> [Objective]: The records below must be output exactly, without pictures.

(Stored records)
◇ ◇ ◇

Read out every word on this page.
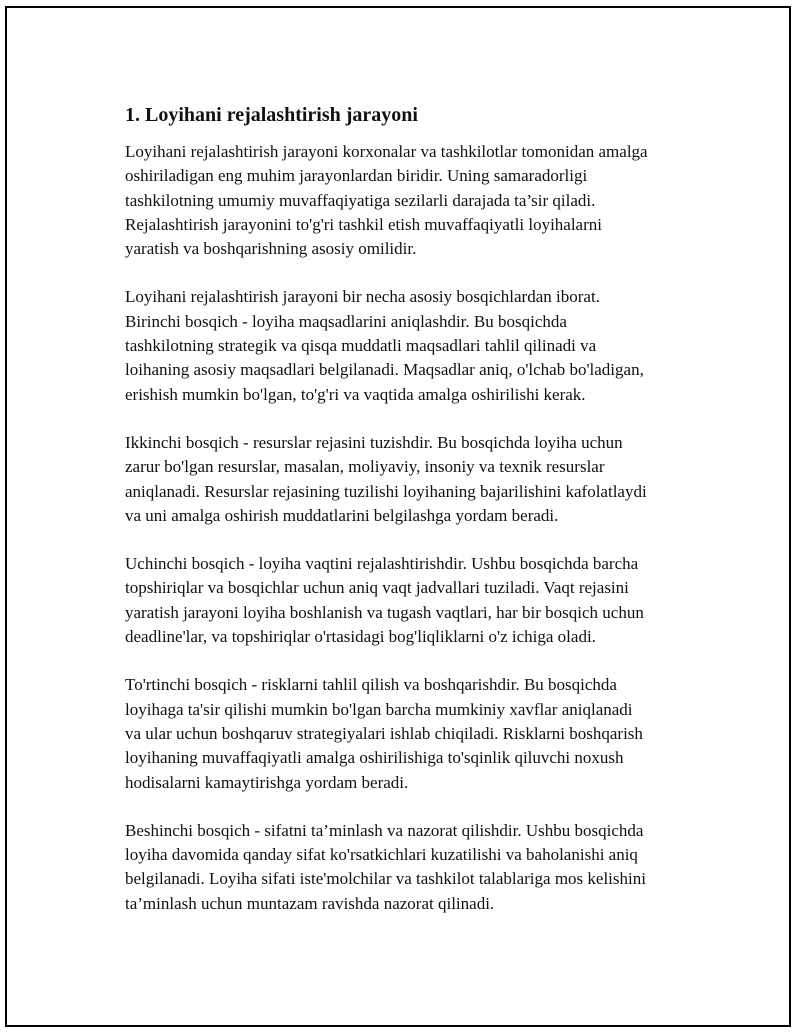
1. Loyihani rejalashtirish jarayoni

Loyihani rejalashtirish jarayoni korxonalar va tashkilotlar tomonidan amalga
oshiriladigan eng muhim jarayonlardan biridir. Uning samaradorligi
tashkilotning umumiy muvaffaqiyatiga sezilarli darajada ta’sir qiladi.
Rejalashtirish jarayonini to'g'ri tashkil etish muvaffaqiyatli loyihalarni
yaratish va boshqarishning asosiy omilidir.

Loyihani rejalashtirish jarayoni bir necha asosiy bosqichlardan iborat.
Birinchi bosqich - loyiha maqsadlarini aniqlashdir. Bu bosqichda
tashkilotning strategik va qisqa muddatli maqsadlari tahlil qilinadi va
loihaning asosiy maqsadlari belgilanadi. Maqsadlar aniq, o'lchab bo'ladigan,
erishish mumkin bo'lgan, to'g'ri va vaqtida amalga oshirilishi kerak.

Ikkinchi bosqich - resurslar rejasini tuzishdir. Bu bosqichda loyiha uchun
zarur bo'lgan resurslar, masalan, moliyaviy, insoniy va texnik resurslar
aniqlanadi. Resurslar rejasining tuzilishi loyihaning bajarilishini kafolatlaydi
va uni amalga oshirish muddatlarini belgilashga yordam beradi.

Uchinchi bosqich - loyiha vaqtini rejalashtirishdir. Ushbu bosqichda barcha
topshiriqlar va bosqichlar uchun aniq vaqt jadvallari tuziladi. Vaqt rejasini
yaratish jarayoni loyiha boshlanish va tugash vaqtlari, har bir bosqich uchun
deadline'lar, va topshiriqlar o'rtasidagi bog'liqliklarni o'z ichiga oladi.

To'rtinchi bosqich - risklarni tahlil qilish va boshqarishdir. Bu bosqichda
loyihaga ta'sir qilishi mumkin bo'lgan barcha mumkiniy xavflar aniqlanadi
va ular uchun boshqaruv strategiyalari ishlab chiqiladi. Risklarni boshqarish
loyihaning muvaffaqiyatli amalga oshirilishiga to'sqinlik qiluvchi noxush
hodisalarni kamaytirishga yordam beradi.

Beshinchi bosqich - sifatni ta’minlash va nazorat qilishdir. Ushbu bosqichda
loyiha davomida qanday sifat ko'rsatkichlari kuzatilishi va baholanishi aniq
belgilanadi. Loyiha sifati iste'molchilar va tashkilot talablariga mos kelishini
ta’minlash uchun muntazam ravishda nazorat qilinadi.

◇ ◇ ◇

> [In response]:
Read out every word on this page.
1. Loyihani rejalashtirish jarayoni

Loyihani rejalashtirish jarayoni korxonalar va tashkilotlar tomonidan amalga
oshiriladigan eng muhim jarayonlardan biridir. Uning samaradorligi
tashkilotning umumiy muvaffaqiyatiga sezilarli darajada ta’sir qiladi.
Rejalashtirish jarayonini to'g'ri tashkil etish muvaffaqiyatli loyihalarni
yaratish va boshqarishning asosiy omilidir.

Loyihani rejalashtirish jarayoni bir necha asosiy bosqichlardan iborat.
Birinchi bosqich - loyiha maqsadlarini aniqlashdir. Bu bosqichda
tashkilotning strategik va qisqa muddatli maqsadlari tahlil qilinadi va
loihaning asosiy maqsadlari belgilanadi. Maqsadlar aniq, o'lchab bo'ladigan,
erishish mumkin bo'lgan, to'g'ri va vaqtida amalga oshirilishi kerak.

Ikkinchi bosqich - resurslar rejasini tuzishdir. Bu bosqichda loyiha uchun
zarur bo'lgan resurslar, masalan, moliyaviy, insoniy va texnik resurslar
aniqlanadi. Resurslar rejasining tuzilishi loyihaning bajarilishini kafolatlaydi
va uni amalga oshirish muddatlarini belgilashga yordam beradi.

Uchinchi bosqich - loyiha vaqtini rejalashtirishdir. Ushbu bosqichda barcha
topshiriqlar va bosqichlar uchun aniq vaqt jadvallari tuziladi. Vaqt rejasini
yaratish jarayoni loyiha boshlanish va tugash vaqtlari, har bir bosqich uchun
deadline'lar, va topshiriqlar o'rtasidagi bog'liqliklarni o'z ichiga oladi.

To'rtinchi bosqich - risklarni tahlil qilish va boshqarishdir. Bu bosqichda
loyihaga ta'sir qilishi mumkin bo'lgan barcha mumkiniy xavflar aniqlanadi
va ular uchun boshqaruv strategiyalari ishlab chiqiladi. Risklarni boshqarish
loyihaning muvaffaqiyatli amalga oshirilishiga to'sqinlik qiluvchi noxush
hodisalarni kamaytirishga yordam beradi.

Beshinchi bosqich - sifatni ta’minlash va nazorat qilishdir. Ushbu bosqichda
loyiha davomida qanday sifat ko'rsatkichlari kuzatilishi va baholanishi aniq
belgilanadi. Loyiha sifati iste'molchilar va tashkilot talablariga mos kelishini
ta’minlash uchun muntazam ravishda nazorat qilinadi.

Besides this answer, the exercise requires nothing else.